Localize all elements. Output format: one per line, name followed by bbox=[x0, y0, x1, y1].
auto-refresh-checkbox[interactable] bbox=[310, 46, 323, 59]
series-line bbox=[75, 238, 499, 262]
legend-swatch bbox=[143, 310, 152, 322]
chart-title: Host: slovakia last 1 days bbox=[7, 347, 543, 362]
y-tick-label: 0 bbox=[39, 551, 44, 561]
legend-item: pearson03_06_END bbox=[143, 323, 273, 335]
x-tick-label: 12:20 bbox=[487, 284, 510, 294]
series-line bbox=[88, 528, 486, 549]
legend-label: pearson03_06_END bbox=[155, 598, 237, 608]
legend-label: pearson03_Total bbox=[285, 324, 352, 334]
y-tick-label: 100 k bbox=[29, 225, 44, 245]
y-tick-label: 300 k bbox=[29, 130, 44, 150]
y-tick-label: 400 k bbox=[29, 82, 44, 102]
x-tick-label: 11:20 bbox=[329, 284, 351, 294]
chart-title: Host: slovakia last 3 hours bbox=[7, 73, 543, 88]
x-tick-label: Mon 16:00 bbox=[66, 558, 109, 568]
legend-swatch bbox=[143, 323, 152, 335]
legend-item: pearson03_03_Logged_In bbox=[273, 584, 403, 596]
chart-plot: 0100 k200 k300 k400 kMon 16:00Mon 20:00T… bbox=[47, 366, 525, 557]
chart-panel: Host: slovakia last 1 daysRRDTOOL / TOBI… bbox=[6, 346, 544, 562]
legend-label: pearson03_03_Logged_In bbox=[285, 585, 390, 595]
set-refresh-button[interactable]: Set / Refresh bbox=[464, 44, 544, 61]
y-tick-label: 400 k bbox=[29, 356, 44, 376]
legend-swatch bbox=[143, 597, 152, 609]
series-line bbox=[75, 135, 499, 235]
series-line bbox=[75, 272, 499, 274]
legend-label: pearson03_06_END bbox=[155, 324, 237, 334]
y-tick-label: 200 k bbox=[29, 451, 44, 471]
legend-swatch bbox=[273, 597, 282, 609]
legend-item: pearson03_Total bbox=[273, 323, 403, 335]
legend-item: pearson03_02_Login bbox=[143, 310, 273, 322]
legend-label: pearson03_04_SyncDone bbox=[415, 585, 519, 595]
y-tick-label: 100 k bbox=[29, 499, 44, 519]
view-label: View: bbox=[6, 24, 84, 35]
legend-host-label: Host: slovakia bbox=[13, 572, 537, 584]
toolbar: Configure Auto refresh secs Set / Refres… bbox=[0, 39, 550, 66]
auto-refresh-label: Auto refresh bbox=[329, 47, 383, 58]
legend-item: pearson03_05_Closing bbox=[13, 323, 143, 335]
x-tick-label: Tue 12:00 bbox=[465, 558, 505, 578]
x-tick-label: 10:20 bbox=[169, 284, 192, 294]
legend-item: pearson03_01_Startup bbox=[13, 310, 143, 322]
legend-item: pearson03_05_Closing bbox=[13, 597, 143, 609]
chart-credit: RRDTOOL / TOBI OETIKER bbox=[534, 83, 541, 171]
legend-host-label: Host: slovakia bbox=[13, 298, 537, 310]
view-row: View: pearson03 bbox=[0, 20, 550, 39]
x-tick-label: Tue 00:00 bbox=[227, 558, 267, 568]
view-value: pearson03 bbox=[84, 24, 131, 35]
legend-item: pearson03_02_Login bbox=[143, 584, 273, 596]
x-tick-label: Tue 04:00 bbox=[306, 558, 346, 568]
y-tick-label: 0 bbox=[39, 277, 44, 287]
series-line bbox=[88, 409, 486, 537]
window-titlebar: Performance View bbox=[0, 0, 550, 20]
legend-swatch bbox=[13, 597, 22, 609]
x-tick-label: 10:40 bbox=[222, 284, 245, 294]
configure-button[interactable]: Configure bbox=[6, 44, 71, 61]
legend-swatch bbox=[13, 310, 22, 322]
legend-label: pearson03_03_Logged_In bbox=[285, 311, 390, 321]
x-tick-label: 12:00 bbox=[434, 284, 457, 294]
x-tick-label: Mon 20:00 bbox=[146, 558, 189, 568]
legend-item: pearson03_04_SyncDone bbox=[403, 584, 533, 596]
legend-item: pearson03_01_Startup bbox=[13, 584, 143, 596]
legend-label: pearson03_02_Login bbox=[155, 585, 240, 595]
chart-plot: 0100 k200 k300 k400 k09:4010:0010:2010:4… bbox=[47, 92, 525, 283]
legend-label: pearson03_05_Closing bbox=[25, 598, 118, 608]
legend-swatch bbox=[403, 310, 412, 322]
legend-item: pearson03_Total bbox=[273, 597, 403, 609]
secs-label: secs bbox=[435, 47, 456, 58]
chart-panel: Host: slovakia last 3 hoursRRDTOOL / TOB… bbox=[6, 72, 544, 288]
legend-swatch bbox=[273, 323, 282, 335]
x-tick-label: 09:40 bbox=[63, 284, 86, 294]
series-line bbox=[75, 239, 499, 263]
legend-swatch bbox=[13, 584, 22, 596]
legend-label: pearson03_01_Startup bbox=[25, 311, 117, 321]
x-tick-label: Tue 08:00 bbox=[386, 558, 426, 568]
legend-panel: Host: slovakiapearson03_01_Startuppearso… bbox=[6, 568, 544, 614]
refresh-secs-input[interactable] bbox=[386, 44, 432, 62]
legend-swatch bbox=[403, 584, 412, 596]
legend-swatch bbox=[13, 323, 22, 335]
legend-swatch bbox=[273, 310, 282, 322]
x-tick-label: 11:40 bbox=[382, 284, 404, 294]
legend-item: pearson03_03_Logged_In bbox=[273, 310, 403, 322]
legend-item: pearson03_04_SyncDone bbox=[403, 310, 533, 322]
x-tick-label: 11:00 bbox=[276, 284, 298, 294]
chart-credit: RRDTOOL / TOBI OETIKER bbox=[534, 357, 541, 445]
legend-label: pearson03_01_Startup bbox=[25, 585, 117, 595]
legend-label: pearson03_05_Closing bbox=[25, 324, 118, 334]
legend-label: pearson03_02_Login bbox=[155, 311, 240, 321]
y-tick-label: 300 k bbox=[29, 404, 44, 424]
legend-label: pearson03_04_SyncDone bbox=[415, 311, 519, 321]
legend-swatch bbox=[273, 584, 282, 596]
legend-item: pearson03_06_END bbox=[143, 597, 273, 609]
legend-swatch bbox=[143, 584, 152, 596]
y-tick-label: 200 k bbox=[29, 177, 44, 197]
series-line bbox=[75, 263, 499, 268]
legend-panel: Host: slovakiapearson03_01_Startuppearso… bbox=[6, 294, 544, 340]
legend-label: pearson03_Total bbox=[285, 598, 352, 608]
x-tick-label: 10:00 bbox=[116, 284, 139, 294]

§ §

(THE TASK) In the data above, switch each "legend-swatch" to "legend-marker" and give all the lines again with nothing else changed.

(WRITTEN ANSWER)
Localize all elements. Output format: one per line, name followed by bbox=[x0, y0, x1, y1].
auto-refresh-checkbox[interactable] bbox=[310, 46, 323, 59]
series-line bbox=[75, 238, 499, 262]
legend-marker bbox=[143, 310, 152, 322]
chart-title: Host: slovakia last 1 days bbox=[7, 347, 543, 362]
y-tick-label: 0 bbox=[39, 551, 44, 561]
legend-item: pearson03_06_END bbox=[143, 323, 273, 335]
x-tick-label: 12:20 bbox=[487, 284, 510, 294]
series-line bbox=[88, 528, 486, 549]
legend-label: pearson03_06_END bbox=[155, 598, 237, 608]
legend-label: pearson03_Total bbox=[285, 324, 352, 334]
y-tick-label: 100 k bbox=[29, 225, 44, 245]
y-tick-label: 300 k bbox=[29, 130, 44, 150]
y-tick-label: 400 k bbox=[29, 82, 44, 102]
x-tick-label: 11:20 bbox=[329, 284, 351, 294]
chart-title: Host: slovakia last 3 hours bbox=[7, 73, 543, 88]
x-tick-label: Mon 16:00 bbox=[66, 558, 109, 568]
legend-marker bbox=[143, 323, 152, 335]
legend-item: pearson03_03_Logged_In bbox=[273, 584, 403, 596]
chart-plot: 0100 k200 k300 k400 kMon 16:00Mon 20:00T… bbox=[47, 366, 525, 557]
chart-panel: Host: slovakia last 1 daysRRDTOOL / TOBI… bbox=[6, 346, 544, 562]
legend-label: pearson03_03_Logged_In bbox=[285, 585, 390, 595]
set-refresh-button[interactable]: Set / Refresh bbox=[464, 44, 544, 61]
y-tick-label: 400 k bbox=[29, 356, 44, 376]
legend-marker bbox=[143, 597, 152, 609]
series-line bbox=[75, 135, 499, 235]
series-line bbox=[75, 272, 499, 274]
legend-label: pearson03_06_END bbox=[155, 324, 237, 334]
y-tick-label: 200 k bbox=[29, 451, 44, 471]
legend-marker bbox=[273, 597, 282, 609]
legend-item: pearson03_Total bbox=[273, 323, 403, 335]
legend-item: pearson03_02_Login bbox=[143, 310, 273, 322]
legend-label: pearson03_04_SyncDone bbox=[415, 585, 519, 595]
y-tick-label: 100 k bbox=[29, 499, 44, 519]
view-label: View: bbox=[6, 24, 84, 35]
legend-host-label: Host: slovakia bbox=[13, 572, 537, 584]
toolbar: Configure Auto refresh secs Set / Refres… bbox=[0, 39, 550, 66]
auto-refresh-label: Auto refresh bbox=[329, 47, 383, 58]
legend-item: pearson03_05_Closing bbox=[13, 323, 143, 335]
x-tick-label: Tue 12:00 bbox=[465, 558, 505, 578]
x-tick-label: 10:20 bbox=[169, 284, 192, 294]
legend-item: pearson03_01_Startup bbox=[13, 310, 143, 322]
legend-item: pearson03_05_Closing bbox=[13, 597, 143, 609]
chart-credit: RRDTOOL / TOBI OETIKER bbox=[534, 83, 541, 171]
legend-host-label: Host: slovakia bbox=[13, 298, 537, 310]
view-row: View: pearson03 bbox=[0, 20, 550, 39]
x-tick-label: Tue 00:00 bbox=[227, 558, 267, 568]
view-value: pearson03 bbox=[84, 24, 131, 35]
legend-item: pearson03_02_Login bbox=[143, 584, 273, 596]
x-tick-label: Tue 04:00 bbox=[306, 558, 346, 568]
y-tick-label: 0 bbox=[39, 277, 44, 287]
series-line bbox=[88, 409, 486, 537]
window-titlebar: Performance View bbox=[0, 0, 550, 20]
legend-marker bbox=[13, 597, 22, 609]
x-tick-label: 10:40 bbox=[222, 284, 245, 294]
configure-button[interactable]: Configure bbox=[6, 44, 71, 61]
legend-marker bbox=[13, 310, 22, 322]
legend-label: pearson03_03_Logged_In bbox=[285, 311, 390, 321]
x-tick-label: 12:00 bbox=[434, 284, 457, 294]
x-tick-label: Mon 20:00 bbox=[146, 558, 189, 568]
legend-item: pearson03_04_SyncDone bbox=[403, 584, 533, 596]
legend-item: pearson03_01_Startup bbox=[13, 584, 143, 596]
legend-label: pearson03_02_Login bbox=[155, 585, 240, 595]
chart-plot: 0100 k200 k300 k400 k09:4010:0010:2010:4… bbox=[47, 92, 525, 283]
legend-label: pearson03_05_Closing bbox=[25, 598, 118, 608]
legend-marker bbox=[403, 310, 412, 322]
legend-item: pearson03_Total bbox=[273, 597, 403, 609]
secs-label: secs bbox=[435, 47, 456, 58]
chart-panel: Host: slovakia last 3 hoursRRDTOOL / TOB… bbox=[6, 72, 544, 288]
legend-marker bbox=[273, 323, 282, 335]
x-tick-label: 09:40 bbox=[63, 284, 86, 294]
series-line bbox=[75, 239, 499, 263]
legend-marker bbox=[13, 584, 22, 596]
legend-label: pearson03_01_Startup bbox=[25, 311, 117, 321]
x-tick-label: Tue 08:00 bbox=[386, 558, 426, 568]
legend-panel: Host: slovakiapearson03_01_Startuppearso… bbox=[6, 568, 544, 614]
refresh-secs-input[interactable] bbox=[386, 44, 432, 62]
legend-marker bbox=[403, 584, 412, 596]
legend-marker bbox=[13, 323, 22, 335]
legend-marker bbox=[273, 310, 282, 322]
x-tick-label: 11:40 bbox=[382, 284, 404, 294]
legend-item: pearson03_03_Logged_In bbox=[273, 310, 403, 322]
legend-item: pearson03_04_SyncDone bbox=[403, 310, 533, 322]
x-tick-label: 11:00 bbox=[276, 284, 298, 294]
chart-credit: RRDTOOL / TOBI OETIKER bbox=[534, 357, 541, 445]
legend-label: pearson03_01_Startup bbox=[25, 585, 117, 595]
legend-label: pearson03_05_Closing bbox=[25, 324, 118, 334]
legend-label: pearson03_02_Login bbox=[155, 311, 240, 321]
y-tick-label: 300 k bbox=[29, 404, 44, 424]
legend-label: pearson03_04_SyncDone bbox=[415, 311, 519, 321]
legend-marker bbox=[273, 584, 282, 596]
legend-item: pearson03_06_END bbox=[143, 597, 273, 609]
legend-marker bbox=[143, 584, 152, 596]
y-tick-label: 200 k bbox=[29, 177, 44, 197]
series-line bbox=[75, 263, 499, 268]
legend-panel: Host: slovakiapearson03_01_Startuppearso… bbox=[6, 294, 544, 340]
legend-label: pearson03_Total bbox=[285, 598, 352, 608]
x-tick-label: 10:00 bbox=[116, 284, 139, 294]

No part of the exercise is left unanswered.